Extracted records
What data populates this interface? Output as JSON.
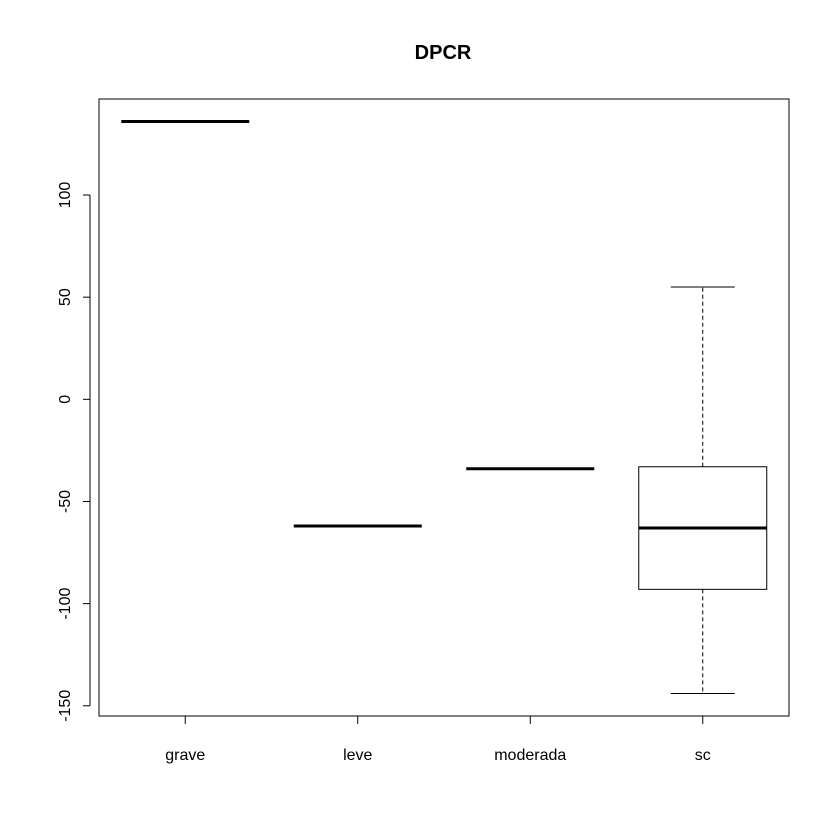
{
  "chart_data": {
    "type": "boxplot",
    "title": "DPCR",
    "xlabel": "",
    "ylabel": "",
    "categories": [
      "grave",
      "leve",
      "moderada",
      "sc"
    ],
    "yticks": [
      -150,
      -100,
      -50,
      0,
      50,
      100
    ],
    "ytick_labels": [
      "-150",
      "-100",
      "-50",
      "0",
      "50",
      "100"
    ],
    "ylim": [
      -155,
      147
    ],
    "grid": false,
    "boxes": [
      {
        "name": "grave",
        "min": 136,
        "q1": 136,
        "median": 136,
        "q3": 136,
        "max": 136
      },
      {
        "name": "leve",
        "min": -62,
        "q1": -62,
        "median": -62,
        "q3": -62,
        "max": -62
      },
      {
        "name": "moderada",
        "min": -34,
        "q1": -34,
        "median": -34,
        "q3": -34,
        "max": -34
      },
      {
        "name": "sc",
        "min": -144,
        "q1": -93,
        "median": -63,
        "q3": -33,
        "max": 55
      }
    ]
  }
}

Exercise prompt —
Reproduce the full listing faithfully, but do not carry over any pictures.

Finished exercise —
What data populates this interface? Output as JSON.
{
  "chart_data": {
    "type": "boxplot",
    "title": "DPCR",
    "xlabel": "",
    "ylabel": "",
    "categories": [
      "grave",
      "leve",
      "moderada",
      "sc"
    ],
    "yticks": [
      -150,
      -100,
      -50,
      0,
      50,
      100
    ],
    "ytick_labels": [
      "-150",
      "-100",
      "-50",
      "0",
      "50",
      "100"
    ],
    "ylim": [
      -155,
      147
    ],
    "grid": false,
    "boxes": [
      {
        "name": "grave",
        "min": 136,
        "q1": 136,
        "median": 136,
        "q3": 136,
        "max": 136
      },
      {
        "name": "leve",
        "min": -62,
        "q1": -62,
        "median": -62,
        "q3": -62,
        "max": -62
      },
      {
        "name": "moderada",
        "min": -34,
        "q1": -34,
        "median": -34,
        "q3": -34,
        "max": -34
      },
      {
        "name": "sc",
        "min": -144,
        "q1": -93,
        "median": -63,
        "q3": -33,
        "max": 55
      }
    ]
  }
}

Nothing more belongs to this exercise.